# Problem requirements
Return every line of the items below without any changes.

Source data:

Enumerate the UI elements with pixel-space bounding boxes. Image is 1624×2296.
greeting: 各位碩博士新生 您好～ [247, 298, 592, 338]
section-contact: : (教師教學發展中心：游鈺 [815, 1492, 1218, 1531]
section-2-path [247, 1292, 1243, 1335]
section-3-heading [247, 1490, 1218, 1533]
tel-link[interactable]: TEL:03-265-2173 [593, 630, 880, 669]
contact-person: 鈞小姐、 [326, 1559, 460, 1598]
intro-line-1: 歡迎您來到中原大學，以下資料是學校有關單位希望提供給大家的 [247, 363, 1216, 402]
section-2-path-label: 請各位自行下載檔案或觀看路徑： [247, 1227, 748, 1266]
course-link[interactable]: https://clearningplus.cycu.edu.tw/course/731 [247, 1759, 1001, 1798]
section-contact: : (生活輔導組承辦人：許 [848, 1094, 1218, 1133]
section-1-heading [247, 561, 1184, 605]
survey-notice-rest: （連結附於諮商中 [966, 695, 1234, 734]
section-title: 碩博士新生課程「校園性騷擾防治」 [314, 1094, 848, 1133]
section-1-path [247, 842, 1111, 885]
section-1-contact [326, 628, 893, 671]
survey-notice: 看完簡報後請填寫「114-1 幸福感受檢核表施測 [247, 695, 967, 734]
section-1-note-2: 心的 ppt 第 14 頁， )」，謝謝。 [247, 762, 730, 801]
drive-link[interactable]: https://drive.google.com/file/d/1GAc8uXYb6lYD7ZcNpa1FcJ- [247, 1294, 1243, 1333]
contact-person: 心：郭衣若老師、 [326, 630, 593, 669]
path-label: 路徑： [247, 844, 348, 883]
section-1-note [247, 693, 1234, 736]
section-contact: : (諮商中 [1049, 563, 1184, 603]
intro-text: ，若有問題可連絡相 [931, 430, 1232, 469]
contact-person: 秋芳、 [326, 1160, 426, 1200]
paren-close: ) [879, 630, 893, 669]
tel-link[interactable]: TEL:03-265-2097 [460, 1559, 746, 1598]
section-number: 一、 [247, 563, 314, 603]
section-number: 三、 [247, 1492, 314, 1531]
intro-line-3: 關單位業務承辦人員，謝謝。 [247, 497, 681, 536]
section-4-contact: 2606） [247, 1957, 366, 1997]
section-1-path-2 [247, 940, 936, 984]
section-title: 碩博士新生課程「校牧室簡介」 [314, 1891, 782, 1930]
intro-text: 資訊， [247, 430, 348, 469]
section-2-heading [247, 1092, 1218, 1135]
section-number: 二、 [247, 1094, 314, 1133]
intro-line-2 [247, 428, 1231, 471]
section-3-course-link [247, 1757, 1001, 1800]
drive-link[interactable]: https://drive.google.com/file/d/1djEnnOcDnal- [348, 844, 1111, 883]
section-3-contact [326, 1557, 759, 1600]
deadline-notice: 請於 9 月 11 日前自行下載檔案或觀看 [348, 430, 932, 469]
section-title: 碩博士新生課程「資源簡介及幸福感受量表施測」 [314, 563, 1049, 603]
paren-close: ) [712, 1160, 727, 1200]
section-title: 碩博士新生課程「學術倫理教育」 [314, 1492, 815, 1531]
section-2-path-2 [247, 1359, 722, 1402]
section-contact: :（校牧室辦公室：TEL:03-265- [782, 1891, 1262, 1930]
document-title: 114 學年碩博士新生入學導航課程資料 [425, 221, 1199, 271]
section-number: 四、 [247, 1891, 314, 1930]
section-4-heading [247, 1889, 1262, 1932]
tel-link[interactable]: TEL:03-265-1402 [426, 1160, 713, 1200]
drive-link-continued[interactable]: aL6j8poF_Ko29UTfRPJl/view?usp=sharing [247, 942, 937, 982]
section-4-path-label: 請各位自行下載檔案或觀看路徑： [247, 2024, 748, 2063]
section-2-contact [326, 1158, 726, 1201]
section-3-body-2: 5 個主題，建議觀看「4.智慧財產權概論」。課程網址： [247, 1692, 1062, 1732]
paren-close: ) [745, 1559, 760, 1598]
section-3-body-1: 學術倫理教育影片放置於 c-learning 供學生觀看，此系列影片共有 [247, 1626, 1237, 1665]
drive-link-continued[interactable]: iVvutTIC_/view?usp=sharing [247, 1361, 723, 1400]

# Written reply
Enumerate the UI elements with pixel-space bounding boxes. Image is 1624×2296.
greeting: 各位碩博士新生 您好～ [247, 298, 592, 338]
section-contact: : (教師教學發展中心：游鈺 [815, 1492, 1218, 1531]
section-2-path [247, 1292, 1243, 1335]
section-3-heading [247, 1490, 1218, 1533]
tel-link[interactable]: TEL:03-265-2173 [593, 630, 880, 669]
contact-person: 鈞小姐、 [326, 1559, 460, 1598]
intro-line-1: 歡迎您來到中原大學，以下資料是學校有關單位希望提供給大家的 [247, 363, 1216, 402]
section-2-path-label: 請各位自行下載檔案或觀看路徑： [247, 1227, 748, 1266]
course-link[interactable]: https://clearningplus.cycu.edu.tw/course/731 [247, 1759, 1001, 1798]
section-contact: : (生活輔導組承辦人：許 [848, 1094, 1218, 1133]
section-1-heading [247, 561, 1184, 605]
survey-notice-rest: （連結附於諮商中 [966, 695, 1234, 734]
section-title: 碩博士新生課程「校園性騷擾防治」 [314, 1094, 848, 1133]
section-1-path [247, 842, 1111, 885]
section-1-contact [326, 628, 893, 671]
survey-notice: 看完簡報後請填寫「114-1 幸福感受檢核表施測 [247, 695, 967, 734]
section-1-note-2: 心的 ppt 第 14 頁， )」，謝謝。 [247, 762, 730, 801]
drive-link[interactable]: https://drive.google.com/file/d/1GAc8uXYb6lYD7ZcNpa1FcJ- [247, 1294, 1243, 1333]
contact-person: 心：郭衣若老師、 [326, 630, 593, 669]
path-label: 路徑： [247, 844, 348, 883]
section-1-note [247, 693, 1234, 736]
section-contact: : (諮商中 [1049, 563, 1184, 603]
intro-text: ，若有問題可連絡相 [931, 430, 1232, 469]
contact-person: 秋芳、 [326, 1160, 426, 1200]
paren-close: ) [879, 630, 893, 669]
tel-link[interactable]: TEL:03-265-2097 [460, 1559, 746, 1598]
section-number: 一、 [247, 563, 314, 603]
section-number: 三、 [247, 1492, 314, 1531]
intro-line-3: 關單位業務承辦人員，謝謝。 [247, 497, 681, 536]
section-4-contact: 2606） [247, 1957, 366, 1997]
section-1-path-2 [247, 940, 936, 984]
section-title: 碩博士新生課程「校牧室簡介」 [314, 1891, 782, 1930]
intro-text: 資訊， [247, 430, 348, 469]
section-2-heading [247, 1092, 1218, 1135]
section-number: 二、 [247, 1094, 314, 1133]
intro-line-2 [247, 428, 1231, 471]
section-3-course-link [247, 1757, 1001, 1800]
drive-link[interactable]: https://drive.google.com/file/d/1djEnnOcDnal- [348, 844, 1111, 883]
section-3-contact [326, 1557, 759, 1600]
deadline-notice: 請於 9 月 11 日前自行下載檔案或觀看 [348, 430, 932, 469]
section-title: 碩博士新生課程「資源簡介及幸福感受量表施測」 [314, 563, 1049, 603]
paren-close: ) [712, 1160, 727, 1200]
section-title: 碩博士新生課程「學術倫理教育」 [314, 1492, 815, 1531]
section-2-path-2 [247, 1359, 722, 1402]
section-contact: :（校牧室辦公室：TEL:03-265- [782, 1891, 1262, 1930]
document-title: 114 學年碩博士新生入學導航課程資料 [425, 221, 1199, 271]
section-number: 四、 [247, 1891, 314, 1930]
section-4-heading [247, 1889, 1262, 1932]
tel-link[interactable]: TEL:03-265-1402 [426, 1160, 713, 1200]
drive-link-continued[interactable]: aL6j8poF_Ko29UTfRPJl/view?usp=sharing [247, 942, 937, 982]
section-4-path-label: 請各位自行下載檔案或觀看路徑： [247, 2024, 748, 2063]
section-2-contact [326, 1158, 726, 1201]
section-3-body-2: 5 個主題，建議觀看「4.智慧財產權概論」。課程網址： [247, 1692, 1062, 1732]
paren-close: ) [745, 1559, 760, 1598]
section-3-body-1: 學術倫理教育影片放置於 c-learning 供學生觀看，此系列影片共有 [247, 1626, 1237, 1665]
drive-link-continued[interactable]: iVvutTIC_/view?usp=sharing [247, 1361, 723, 1400]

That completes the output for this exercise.